● The problem:
Search the listing below for the word "name" and copy each line that holds it.

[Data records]
▼▼▼
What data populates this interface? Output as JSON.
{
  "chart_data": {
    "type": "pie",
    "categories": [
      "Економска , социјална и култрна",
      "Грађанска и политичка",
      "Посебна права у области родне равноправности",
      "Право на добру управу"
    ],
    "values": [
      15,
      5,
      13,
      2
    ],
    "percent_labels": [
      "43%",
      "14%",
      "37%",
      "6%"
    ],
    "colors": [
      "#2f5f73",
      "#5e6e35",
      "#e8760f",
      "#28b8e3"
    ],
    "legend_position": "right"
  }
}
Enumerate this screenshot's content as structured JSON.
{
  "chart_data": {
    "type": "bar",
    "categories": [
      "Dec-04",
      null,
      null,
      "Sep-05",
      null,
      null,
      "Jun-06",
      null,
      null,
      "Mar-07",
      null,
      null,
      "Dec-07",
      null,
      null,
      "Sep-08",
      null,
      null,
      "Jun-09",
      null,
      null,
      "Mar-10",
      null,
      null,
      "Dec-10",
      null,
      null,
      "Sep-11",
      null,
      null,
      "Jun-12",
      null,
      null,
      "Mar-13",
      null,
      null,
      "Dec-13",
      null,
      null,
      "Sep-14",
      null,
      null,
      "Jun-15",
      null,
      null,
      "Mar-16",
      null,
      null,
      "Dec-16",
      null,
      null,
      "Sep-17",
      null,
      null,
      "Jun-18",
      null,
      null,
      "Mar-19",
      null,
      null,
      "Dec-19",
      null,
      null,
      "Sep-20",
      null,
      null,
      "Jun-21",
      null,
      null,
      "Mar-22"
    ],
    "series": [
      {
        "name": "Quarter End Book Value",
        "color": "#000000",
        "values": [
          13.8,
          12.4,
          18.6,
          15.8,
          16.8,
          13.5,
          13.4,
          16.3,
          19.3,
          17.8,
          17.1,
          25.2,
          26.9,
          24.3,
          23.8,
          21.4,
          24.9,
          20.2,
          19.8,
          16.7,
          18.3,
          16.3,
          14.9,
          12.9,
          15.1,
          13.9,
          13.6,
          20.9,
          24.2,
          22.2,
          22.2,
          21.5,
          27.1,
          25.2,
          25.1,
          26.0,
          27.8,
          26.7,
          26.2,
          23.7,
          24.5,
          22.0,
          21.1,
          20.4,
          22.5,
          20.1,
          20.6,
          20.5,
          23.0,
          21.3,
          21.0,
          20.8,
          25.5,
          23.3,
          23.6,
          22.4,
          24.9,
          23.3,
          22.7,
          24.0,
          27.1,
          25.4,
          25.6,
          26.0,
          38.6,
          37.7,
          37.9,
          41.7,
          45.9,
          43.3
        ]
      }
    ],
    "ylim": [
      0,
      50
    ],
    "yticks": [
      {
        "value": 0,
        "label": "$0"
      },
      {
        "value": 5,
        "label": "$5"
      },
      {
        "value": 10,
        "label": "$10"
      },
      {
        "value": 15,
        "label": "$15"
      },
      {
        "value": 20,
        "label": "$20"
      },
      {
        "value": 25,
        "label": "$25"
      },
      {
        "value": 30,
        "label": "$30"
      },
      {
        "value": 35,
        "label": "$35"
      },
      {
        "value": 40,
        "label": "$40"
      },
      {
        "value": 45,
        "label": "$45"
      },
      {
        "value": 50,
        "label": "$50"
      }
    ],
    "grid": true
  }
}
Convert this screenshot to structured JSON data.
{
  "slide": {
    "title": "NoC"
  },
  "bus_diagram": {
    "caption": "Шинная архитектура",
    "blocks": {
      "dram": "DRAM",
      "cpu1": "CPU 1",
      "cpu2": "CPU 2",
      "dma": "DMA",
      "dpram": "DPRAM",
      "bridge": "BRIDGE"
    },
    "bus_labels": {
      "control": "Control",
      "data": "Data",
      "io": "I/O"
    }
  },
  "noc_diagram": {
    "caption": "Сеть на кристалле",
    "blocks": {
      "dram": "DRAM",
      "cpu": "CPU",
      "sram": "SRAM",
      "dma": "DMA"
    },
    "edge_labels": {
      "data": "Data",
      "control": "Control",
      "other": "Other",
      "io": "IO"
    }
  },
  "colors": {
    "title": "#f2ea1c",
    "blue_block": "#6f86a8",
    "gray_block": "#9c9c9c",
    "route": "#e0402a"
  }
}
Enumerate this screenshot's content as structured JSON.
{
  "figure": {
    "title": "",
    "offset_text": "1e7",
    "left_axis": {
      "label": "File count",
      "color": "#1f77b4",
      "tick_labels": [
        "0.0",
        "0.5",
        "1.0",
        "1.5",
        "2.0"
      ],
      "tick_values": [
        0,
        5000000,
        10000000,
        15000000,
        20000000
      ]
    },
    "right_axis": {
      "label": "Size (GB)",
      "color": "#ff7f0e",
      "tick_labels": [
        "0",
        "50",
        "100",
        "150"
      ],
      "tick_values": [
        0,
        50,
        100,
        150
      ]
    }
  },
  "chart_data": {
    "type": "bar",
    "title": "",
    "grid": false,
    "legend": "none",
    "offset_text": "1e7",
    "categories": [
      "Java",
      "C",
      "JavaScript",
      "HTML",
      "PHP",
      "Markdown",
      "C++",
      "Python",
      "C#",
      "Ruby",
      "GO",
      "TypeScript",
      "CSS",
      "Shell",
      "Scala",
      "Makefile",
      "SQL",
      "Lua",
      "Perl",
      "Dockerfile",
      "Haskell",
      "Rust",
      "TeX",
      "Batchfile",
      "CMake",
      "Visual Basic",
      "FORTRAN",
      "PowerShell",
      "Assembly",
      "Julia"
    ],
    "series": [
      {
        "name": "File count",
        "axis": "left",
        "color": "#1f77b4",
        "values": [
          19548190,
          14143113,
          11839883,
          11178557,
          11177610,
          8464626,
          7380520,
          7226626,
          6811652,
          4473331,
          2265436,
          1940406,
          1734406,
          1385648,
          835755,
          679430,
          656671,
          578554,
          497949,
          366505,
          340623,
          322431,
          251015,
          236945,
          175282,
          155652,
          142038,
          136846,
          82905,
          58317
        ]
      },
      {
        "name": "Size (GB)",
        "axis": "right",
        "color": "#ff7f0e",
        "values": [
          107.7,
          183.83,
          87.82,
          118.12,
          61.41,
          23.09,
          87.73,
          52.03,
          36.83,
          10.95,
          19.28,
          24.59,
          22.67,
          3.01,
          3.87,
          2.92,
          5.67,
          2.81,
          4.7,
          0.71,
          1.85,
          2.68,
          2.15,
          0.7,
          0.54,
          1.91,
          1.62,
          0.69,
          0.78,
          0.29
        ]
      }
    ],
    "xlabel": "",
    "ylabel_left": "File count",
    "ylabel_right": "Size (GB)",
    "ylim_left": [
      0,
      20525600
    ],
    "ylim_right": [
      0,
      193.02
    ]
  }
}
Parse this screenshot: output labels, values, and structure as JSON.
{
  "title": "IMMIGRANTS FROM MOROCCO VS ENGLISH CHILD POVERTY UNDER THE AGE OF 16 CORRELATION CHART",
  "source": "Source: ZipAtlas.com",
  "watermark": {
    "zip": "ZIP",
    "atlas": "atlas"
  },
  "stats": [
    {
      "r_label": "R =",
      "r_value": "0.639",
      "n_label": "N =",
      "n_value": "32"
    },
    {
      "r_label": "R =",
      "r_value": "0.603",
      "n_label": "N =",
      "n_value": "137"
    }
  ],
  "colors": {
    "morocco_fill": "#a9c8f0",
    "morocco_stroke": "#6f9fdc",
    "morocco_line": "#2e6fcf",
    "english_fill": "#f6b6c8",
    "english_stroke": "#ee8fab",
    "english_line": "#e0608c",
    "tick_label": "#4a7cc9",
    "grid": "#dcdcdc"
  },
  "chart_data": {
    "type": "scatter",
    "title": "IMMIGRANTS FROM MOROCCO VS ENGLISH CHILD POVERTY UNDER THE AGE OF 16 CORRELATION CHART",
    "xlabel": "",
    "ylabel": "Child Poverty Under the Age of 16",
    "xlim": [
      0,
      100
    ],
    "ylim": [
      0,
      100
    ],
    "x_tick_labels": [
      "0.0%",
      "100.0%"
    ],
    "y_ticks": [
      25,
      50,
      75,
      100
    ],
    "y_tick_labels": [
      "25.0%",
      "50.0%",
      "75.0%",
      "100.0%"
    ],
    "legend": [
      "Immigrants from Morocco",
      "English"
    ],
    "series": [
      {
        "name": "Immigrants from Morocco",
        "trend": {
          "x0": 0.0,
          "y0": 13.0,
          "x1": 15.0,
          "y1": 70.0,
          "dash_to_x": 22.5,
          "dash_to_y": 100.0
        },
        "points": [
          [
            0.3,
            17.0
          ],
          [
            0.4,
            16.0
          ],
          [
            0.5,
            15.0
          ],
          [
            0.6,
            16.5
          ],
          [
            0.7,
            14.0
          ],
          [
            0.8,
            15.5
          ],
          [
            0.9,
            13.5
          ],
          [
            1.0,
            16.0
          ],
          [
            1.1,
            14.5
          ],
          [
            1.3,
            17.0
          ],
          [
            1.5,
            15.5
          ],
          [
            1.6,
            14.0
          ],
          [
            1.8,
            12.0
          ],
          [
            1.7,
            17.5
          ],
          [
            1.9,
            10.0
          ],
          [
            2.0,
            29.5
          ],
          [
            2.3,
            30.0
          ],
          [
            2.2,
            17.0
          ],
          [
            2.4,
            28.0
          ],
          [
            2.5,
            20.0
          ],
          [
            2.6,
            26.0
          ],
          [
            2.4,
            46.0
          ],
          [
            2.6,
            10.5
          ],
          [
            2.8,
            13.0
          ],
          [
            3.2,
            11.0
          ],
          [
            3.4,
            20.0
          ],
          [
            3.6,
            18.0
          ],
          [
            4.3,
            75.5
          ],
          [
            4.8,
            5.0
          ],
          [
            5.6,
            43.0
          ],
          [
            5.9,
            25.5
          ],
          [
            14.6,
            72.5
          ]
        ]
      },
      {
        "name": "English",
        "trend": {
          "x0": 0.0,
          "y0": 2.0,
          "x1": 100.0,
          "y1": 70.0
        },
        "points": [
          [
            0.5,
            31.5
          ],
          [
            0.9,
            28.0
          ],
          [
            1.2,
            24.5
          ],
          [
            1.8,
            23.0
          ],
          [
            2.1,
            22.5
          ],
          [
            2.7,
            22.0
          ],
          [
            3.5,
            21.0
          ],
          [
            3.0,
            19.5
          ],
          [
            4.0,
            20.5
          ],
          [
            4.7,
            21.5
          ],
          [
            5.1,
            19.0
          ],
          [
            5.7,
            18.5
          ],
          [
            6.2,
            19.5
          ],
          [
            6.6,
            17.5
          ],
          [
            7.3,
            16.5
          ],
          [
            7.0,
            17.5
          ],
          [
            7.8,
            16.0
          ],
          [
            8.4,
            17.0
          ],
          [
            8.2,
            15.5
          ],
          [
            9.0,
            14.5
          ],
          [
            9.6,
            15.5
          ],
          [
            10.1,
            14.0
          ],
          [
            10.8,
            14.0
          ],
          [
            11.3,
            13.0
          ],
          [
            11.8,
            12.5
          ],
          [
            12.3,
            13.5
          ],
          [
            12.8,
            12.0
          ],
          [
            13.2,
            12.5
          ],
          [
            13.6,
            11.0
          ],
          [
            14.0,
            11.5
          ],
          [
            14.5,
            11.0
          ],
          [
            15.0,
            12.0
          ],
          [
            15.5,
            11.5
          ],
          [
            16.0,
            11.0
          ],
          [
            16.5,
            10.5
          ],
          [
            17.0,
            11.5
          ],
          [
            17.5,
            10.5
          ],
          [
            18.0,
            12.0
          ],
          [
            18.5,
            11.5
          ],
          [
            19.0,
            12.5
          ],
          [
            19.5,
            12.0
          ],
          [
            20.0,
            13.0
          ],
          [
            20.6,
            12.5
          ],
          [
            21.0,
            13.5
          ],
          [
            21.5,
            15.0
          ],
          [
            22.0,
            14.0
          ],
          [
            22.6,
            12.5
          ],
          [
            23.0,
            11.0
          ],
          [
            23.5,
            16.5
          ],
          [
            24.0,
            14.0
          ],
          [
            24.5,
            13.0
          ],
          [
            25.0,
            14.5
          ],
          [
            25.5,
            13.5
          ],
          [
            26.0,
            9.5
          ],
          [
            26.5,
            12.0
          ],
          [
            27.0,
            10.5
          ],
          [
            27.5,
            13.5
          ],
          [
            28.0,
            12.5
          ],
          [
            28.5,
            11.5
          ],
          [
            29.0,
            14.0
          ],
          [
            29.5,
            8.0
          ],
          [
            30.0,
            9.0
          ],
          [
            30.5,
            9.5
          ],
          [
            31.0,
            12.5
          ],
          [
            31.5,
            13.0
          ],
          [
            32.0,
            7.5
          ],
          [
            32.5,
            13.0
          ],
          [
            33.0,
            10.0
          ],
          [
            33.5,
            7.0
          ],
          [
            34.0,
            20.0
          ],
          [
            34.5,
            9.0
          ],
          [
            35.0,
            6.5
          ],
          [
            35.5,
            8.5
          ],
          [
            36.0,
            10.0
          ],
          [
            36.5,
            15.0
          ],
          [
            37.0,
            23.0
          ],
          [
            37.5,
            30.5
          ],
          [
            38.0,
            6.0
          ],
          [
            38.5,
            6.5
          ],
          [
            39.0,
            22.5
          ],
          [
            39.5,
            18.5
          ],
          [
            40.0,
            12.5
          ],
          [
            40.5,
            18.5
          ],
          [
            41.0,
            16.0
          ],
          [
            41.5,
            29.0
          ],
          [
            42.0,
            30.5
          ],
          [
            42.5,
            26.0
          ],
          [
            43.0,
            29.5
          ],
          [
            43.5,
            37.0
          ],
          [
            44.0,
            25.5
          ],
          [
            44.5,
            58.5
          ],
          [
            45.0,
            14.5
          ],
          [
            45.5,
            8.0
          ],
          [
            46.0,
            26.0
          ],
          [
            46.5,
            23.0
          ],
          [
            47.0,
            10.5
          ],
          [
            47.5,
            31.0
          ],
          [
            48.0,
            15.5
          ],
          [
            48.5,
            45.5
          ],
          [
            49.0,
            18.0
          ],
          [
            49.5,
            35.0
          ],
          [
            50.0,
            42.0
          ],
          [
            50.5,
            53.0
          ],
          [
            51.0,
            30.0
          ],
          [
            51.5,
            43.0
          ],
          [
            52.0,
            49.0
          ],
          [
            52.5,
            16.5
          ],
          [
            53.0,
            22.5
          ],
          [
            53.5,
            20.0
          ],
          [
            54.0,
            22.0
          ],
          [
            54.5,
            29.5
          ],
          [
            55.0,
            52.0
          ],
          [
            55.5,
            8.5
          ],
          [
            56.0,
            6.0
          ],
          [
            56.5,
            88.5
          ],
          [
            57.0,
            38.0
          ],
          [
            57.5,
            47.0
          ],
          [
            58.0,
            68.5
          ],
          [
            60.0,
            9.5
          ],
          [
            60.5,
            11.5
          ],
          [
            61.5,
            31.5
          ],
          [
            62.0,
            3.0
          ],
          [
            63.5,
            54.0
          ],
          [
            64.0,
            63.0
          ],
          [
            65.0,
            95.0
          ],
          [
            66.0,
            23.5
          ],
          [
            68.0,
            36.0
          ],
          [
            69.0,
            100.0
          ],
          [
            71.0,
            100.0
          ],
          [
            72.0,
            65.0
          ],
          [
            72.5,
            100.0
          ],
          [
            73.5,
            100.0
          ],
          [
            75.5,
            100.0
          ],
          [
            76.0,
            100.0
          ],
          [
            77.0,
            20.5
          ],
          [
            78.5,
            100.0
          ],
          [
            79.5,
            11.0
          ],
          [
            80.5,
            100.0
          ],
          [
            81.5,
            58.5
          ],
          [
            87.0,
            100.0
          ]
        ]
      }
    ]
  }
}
▲▲▲
● Response to this task:
        "name": "Quarter End Book Value",
        "name": "File count",
        "name": "Size (GB)",
        "name": "Immigrants from Morocco",
        "name": "English",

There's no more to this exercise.